Segment Start: SOURCE MATERIAL

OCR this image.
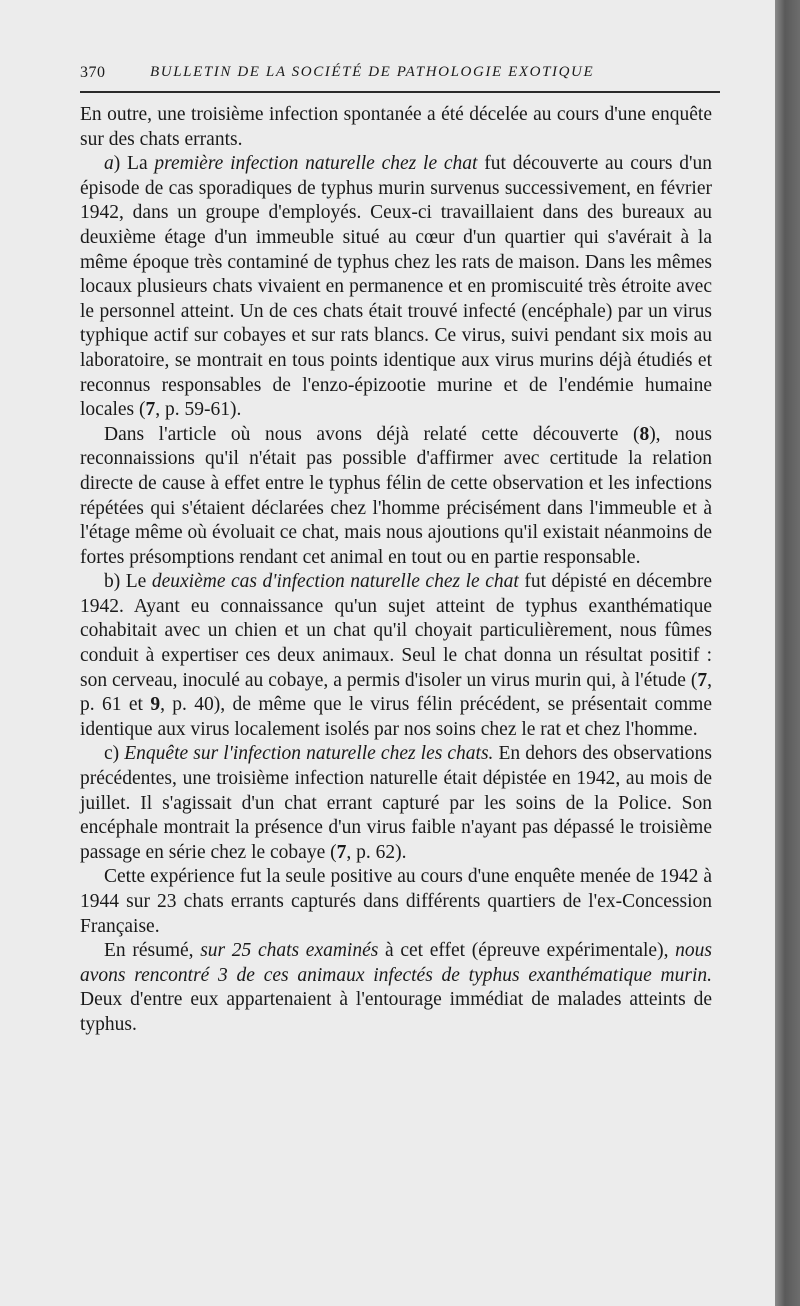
370	BULLETIN DE LA SOCIÉTÉ DE PATHOLOGIE EXOTIQUE

En outre, une troisième infection spontanée a été décelée au cours d'une enquête sur des chats errants.

a) La première infection naturelle chez le chat fut découverte au cours d'un épisode de cas sporadiques de typhus murin survenus successivement, en février 1942, dans un groupe d'employés. Ceux-ci travaillaient dans des bureaux au deuxième étage d'un immeuble situé au cœur d'un quartier qui s'avérait à la même époque très contaminé de typhus chez les rats de maison. Dans les mêmes locaux plusieurs chats vivaient en permanence et en promiscuité très étroite avec le personnel atteint. Un de ces chats était trouvé infecté (encéphale) par un virus typhique actif sur cobayes et sur rats blancs. Ce virus, suivi pendant six mois au laboratoire, se montrait en tous points identique aux virus murins déjà étudiés et reconnus responsables de l'enzo-épizootie murine et de l'endémie humaine locales (7, p. 59-61).

Dans l'article où nous avons déjà relaté cette découverte (8), nous reconnaissions qu'il n'était pas possible d'affirmer avec certitude la relation directe de cause à effet entre le typhus félin de cette observation et les infections répétées qui s'étaient déclarées chez l'homme précisément dans l'immeuble et à l'étage même où évoluait ce chat, mais nous ajoutions qu'il existait néanmoins de fortes présomptions rendant cet animal en tout ou en partie responsable.

b) Le deuxième cas d'infection naturelle chez le chat fut dépisté en décembre 1942. Ayant eu connaissance qu'un sujet atteint de typhus exanthématique cohabitait avec un chien et un chat qu'il choyait particulièrement, nous fûmes conduit à expertiser ces deux animaux. Seul le chat donna un résultat positif : son cerveau, inoculé au cobaye, a permis d'isoler un virus murin qui, à l'étude (7, p. 61 et 9, p. 40), de même que le virus félin précédent, se présentait comme identique aux virus localement isolés par nos soins chez le rat et chez l'homme.

c) Enquête sur l'infection naturelle chez les chats. En dehors des observations précédentes, une troisième infection naturelle était dépistée en 1942, au mois de juillet. Il s'agissait d'un chat errant capturé par les soins de la Police. Son encéphale montrait la présence d'un virus faible n'ayant pas dépassé le troisième passage en série chez le cobaye (7, p. 62).

Cette expérience fut la seule positive au cours d'une enquête menée de 1942 à 1944 sur 23 chats errants capturés dans différents quartiers de l'ex-Concession Française.

En résumé, sur 25 chats examinés à cet effet (épreuve expérimentale), nous avons rencontré 3 de ces animaux infectés de typhus exanthématique murin. Deux d'entre eux appartenaient à l'entourage immédiat de malades atteints de typhus.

Segment End: SOURCE MATERIAL

EXERCISE DESCRIPTION: State the count of lines above containing the string "soins", and add nothing to it.

TASK OUTPUT: 2